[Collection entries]
====================

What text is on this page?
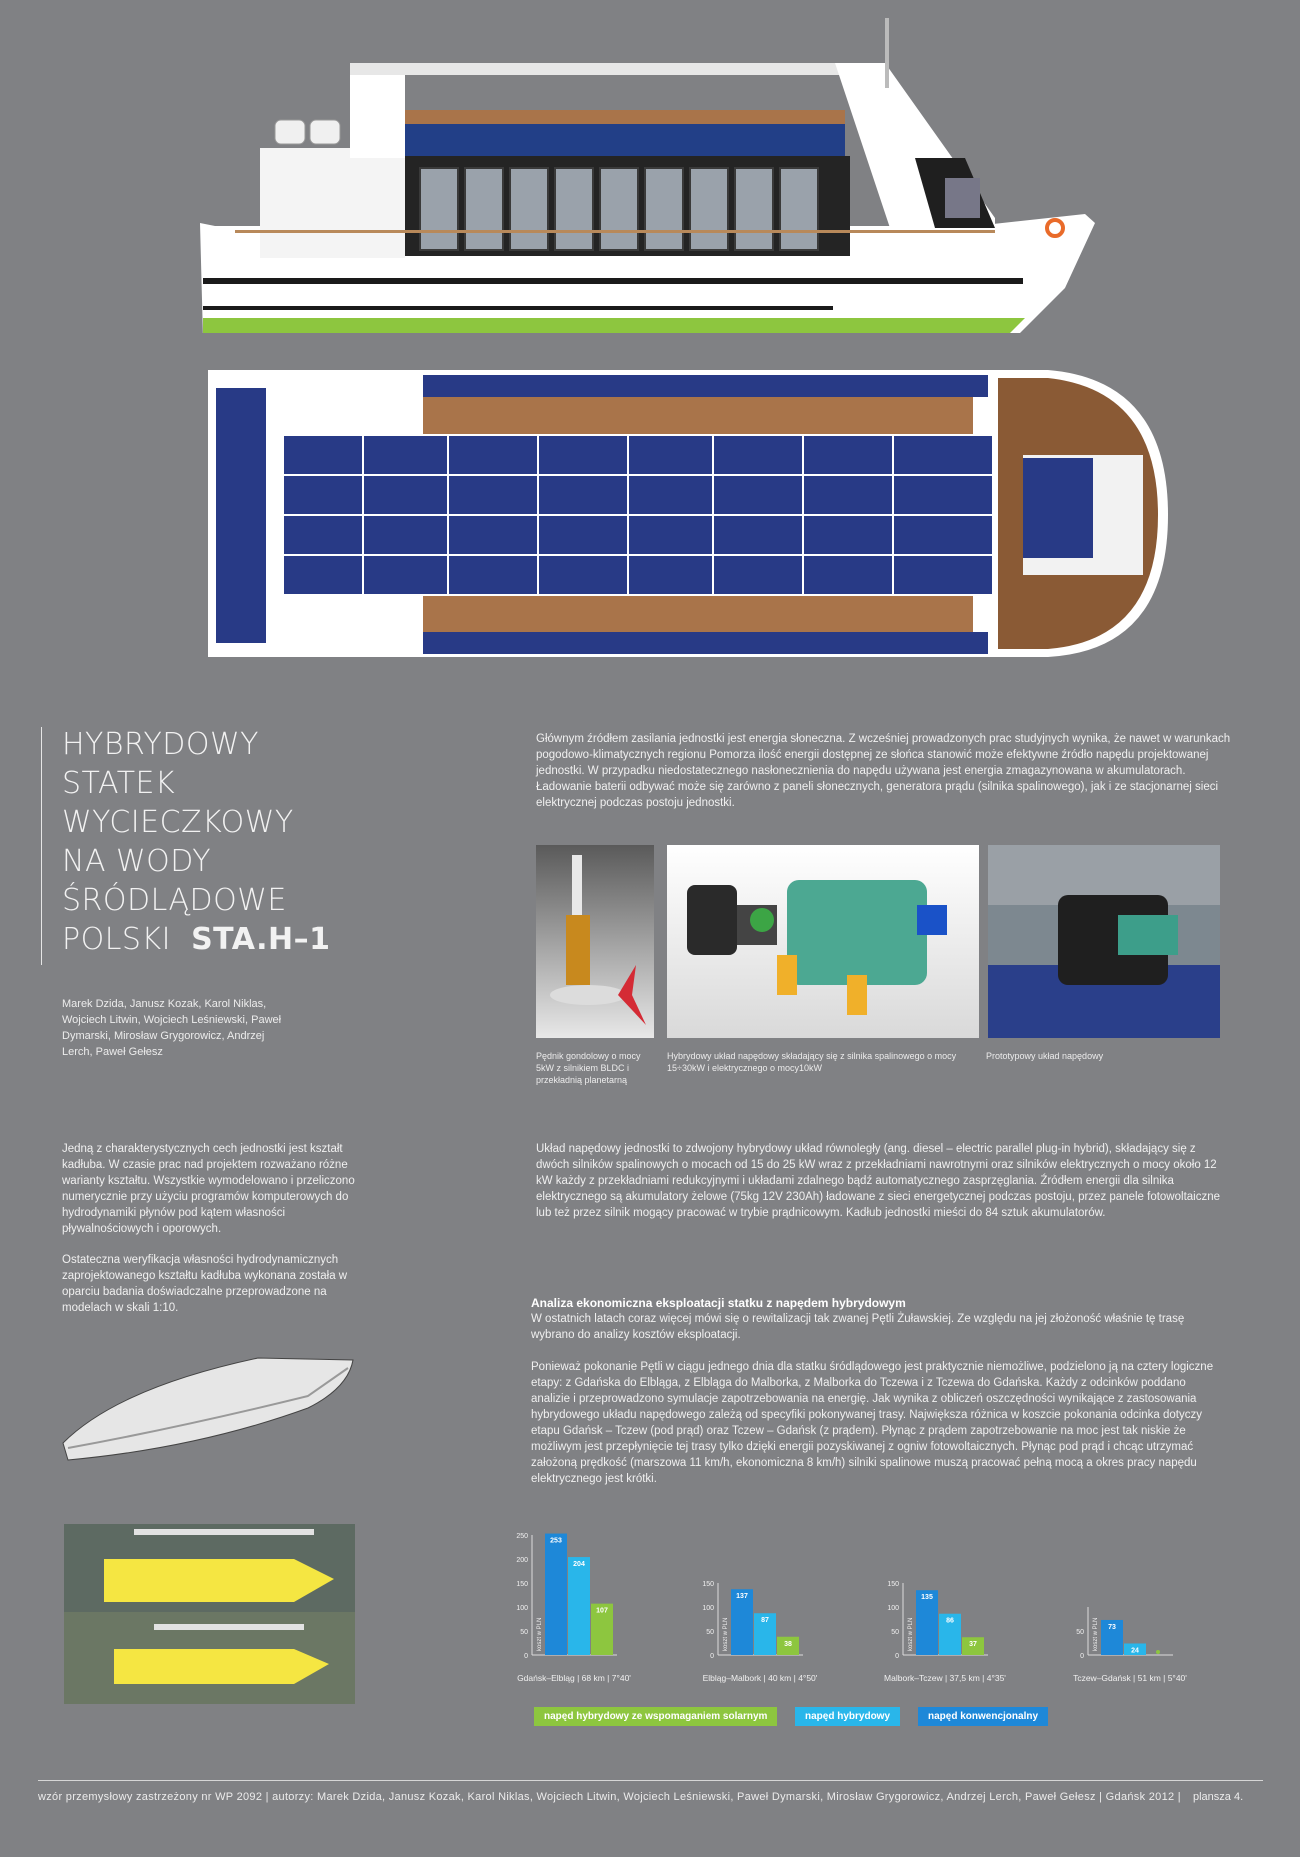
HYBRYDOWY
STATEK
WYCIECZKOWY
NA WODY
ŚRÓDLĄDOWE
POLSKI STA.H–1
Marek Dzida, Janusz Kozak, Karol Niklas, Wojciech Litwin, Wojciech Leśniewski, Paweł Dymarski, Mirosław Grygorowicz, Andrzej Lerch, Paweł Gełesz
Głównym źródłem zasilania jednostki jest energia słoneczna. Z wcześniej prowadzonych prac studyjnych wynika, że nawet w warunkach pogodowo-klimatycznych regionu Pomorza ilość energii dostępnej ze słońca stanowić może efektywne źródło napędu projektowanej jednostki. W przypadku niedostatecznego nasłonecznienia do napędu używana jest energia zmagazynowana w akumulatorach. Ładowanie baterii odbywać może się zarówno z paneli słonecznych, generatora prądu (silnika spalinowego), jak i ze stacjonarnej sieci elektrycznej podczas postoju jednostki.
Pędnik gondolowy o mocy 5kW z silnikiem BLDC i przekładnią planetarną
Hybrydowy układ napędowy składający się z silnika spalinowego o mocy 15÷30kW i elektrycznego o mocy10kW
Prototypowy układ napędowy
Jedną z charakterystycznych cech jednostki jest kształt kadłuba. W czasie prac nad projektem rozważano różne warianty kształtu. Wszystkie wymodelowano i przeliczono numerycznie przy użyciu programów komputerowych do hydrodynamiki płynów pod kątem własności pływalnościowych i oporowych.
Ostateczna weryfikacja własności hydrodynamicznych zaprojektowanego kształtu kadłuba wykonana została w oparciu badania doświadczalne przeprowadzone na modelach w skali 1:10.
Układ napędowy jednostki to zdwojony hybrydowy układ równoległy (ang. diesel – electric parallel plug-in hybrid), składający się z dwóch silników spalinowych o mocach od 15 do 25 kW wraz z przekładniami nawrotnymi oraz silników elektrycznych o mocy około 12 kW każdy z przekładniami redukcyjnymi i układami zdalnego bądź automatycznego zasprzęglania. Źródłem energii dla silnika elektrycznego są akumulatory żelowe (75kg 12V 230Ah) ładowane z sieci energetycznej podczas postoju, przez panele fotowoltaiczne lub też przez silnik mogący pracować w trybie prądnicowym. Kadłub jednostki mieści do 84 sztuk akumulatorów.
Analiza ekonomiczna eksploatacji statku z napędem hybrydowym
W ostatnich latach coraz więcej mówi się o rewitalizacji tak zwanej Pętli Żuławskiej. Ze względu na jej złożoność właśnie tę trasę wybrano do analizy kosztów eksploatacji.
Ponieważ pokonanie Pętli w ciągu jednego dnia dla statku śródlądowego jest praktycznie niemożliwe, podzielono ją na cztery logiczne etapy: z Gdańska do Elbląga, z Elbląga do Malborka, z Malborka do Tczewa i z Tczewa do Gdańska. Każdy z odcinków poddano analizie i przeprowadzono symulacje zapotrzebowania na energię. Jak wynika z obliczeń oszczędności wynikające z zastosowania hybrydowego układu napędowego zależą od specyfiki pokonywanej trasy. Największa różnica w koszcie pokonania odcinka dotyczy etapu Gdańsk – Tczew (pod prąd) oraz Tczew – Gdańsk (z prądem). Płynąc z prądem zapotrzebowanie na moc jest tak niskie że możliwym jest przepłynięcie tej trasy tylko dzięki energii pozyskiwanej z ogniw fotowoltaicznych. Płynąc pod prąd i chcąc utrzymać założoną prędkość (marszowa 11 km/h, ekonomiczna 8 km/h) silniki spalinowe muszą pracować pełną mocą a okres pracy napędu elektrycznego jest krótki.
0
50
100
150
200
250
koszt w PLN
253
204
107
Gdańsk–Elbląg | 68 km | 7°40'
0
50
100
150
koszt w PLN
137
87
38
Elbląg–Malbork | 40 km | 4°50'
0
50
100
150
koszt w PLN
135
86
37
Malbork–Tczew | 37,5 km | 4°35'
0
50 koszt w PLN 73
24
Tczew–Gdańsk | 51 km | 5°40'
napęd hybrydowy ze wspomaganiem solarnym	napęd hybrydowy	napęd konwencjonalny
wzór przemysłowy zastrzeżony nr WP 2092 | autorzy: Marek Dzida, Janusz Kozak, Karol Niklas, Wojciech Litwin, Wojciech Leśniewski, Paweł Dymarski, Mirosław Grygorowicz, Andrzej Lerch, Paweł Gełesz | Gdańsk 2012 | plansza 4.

====================

Set task:
Reproduce all the records verbatim, excluding images.

Final answer:
What text is on this page?
HYBRYDOWY
STATEK
WYCIECZKOWY
NA WODY
ŚRÓDLĄDOWE
POLSKI STA.H–1
Marek Dzida, Janusz Kozak, Karol Niklas, Wojciech Litwin, Wojciech Leśniewski, Paweł Dymarski, Mirosław Grygorowicz, Andrzej Lerch, Paweł Gełesz
Głównym źródłem zasilania jednostki jest energia słoneczna. Z wcześniej prowadzonych prac studyjnych wynika, że nawet w warunkach pogodowo-klimatycznych regionu Pomorza ilość energii dostępnej ze słońca stanowić może efektywne źródło napędu projektowanej jednostki. W przypadku niedostatecznego nasłonecznienia do napędu używana jest energia zmagazynowana w akumulatorach. Ładowanie baterii odbywać może się zarówno z paneli słonecznych, generatora prądu (silnika spalinowego), jak i ze stacjonarnej sieci elektrycznej podczas postoju jednostki.
Pędnik gondolowy o mocy 5kW z silnikiem BLDC i przekładnią planetarną
Hybrydowy układ napędowy składający się z silnika spalinowego o mocy 15÷30kW i elektrycznego o mocy10kW
Prototypowy układ napędowy
Jedną z charakterystycznych cech jednostki jest kształt kadłuba. W czasie prac nad projektem rozważano różne warianty kształtu. Wszystkie wymodelowano i przeliczono numerycznie przy użyciu programów komputerowych do hydrodynamiki płynów pod kątem własności pływalnościowych i oporowych.
Ostateczna weryfikacja własności hydrodynamicznych zaprojektowanego kształtu kadłuba wykonana została w oparciu badania doświadczalne przeprowadzone na modelach w skali 1:10.
Układ napędowy jednostki to zdwojony hybrydowy układ równoległy (ang. diesel – electric parallel plug-in hybrid), składający się z dwóch silników spalinowych o mocach od 15 do 25 kW wraz z przekładniami nawrotnymi oraz silników elektrycznych o mocy około 12 kW każdy z przekładniami redukcyjnymi i układami zdalnego bądź automatycznego zasprzęglania. Źródłem energii dla silnika elektrycznego są akumulatory żelowe (75kg 12V 230Ah) ładowane z sieci energetycznej podczas postoju, przez panele fotowoltaiczne lub też przez silnik mogący pracować w trybie prądnicowym. Kadłub jednostki mieści do 84 sztuk akumulatorów.
Analiza ekonomiczna eksploatacji statku z napędem hybrydowym
W ostatnich latach coraz więcej mówi się o rewitalizacji tak zwanej Pętli Żuławskiej. Ze względu na jej złożoność właśnie tę trasę wybrano do analizy kosztów eksploatacji.
Ponieważ pokonanie Pętli w ciągu jednego dnia dla statku śródlądowego jest praktycznie niemożliwe, podzielono ją na cztery logiczne etapy: z Gdańska do Elbląga, z Elbląga do Malborka, z Malborka do Tczewa i z Tczewa do Gdańska. Każdy z odcinków poddano analizie i przeprowadzono symulacje zapotrzebowania na energię. Jak wynika z obliczeń oszczędności wynikające z zastosowania hybrydowego układu napędowego zależą od specyfiki pokonywanej trasy. Największa różnica w koszcie pokonania odcinka dotyczy etapu Gdańsk – Tczew (pod prąd) oraz Tczew – Gdańsk (z prądem). Płynąc z prądem zapotrzebowanie na moc jest tak niskie że możliwym jest przepłynięcie tej trasy tylko dzięki energii pozyskiwanej z ogniw fotowoltaicznych. Płynąc pod prąd i chcąc utrzymać założoną prędkość (marszowa 11 km/h, ekonomiczna 8 km/h) silniki spalinowe muszą pracować pełną mocą a okres pracy napędu elektrycznego jest krótki.
0
50
100
150
200
250
koszt w PLN
253
204
107
Gdańsk–Elbląg | 68 km | 7°40'
0
50
100
150
koszt w PLN
137
87
38
Elbląg–Malbork | 40 km | 4°50'
0
50
100
150
koszt w PLN
135
86
37
Malbork–Tczew | 37,5 km | 4°35'
0
50 koszt w PLN 73
24
Tczew–Gdańsk | 51 km | 5°40'
napęd hybrydowy ze wspomaganiem solarnym	napęd hybrydowy	napęd konwencjonalny
wzór przemysłowy zastrzeżony nr WP 2092 | autorzy: Marek Dzida, Janusz Kozak, Karol Niklas, Wojciech Litwin, Wojciech Leśniewski, Paweł Dymarski, Mirosław Grygorowicz, Andrzej Lerch, Paweł Gełesz | Gdańsk 2012 | plansza 4.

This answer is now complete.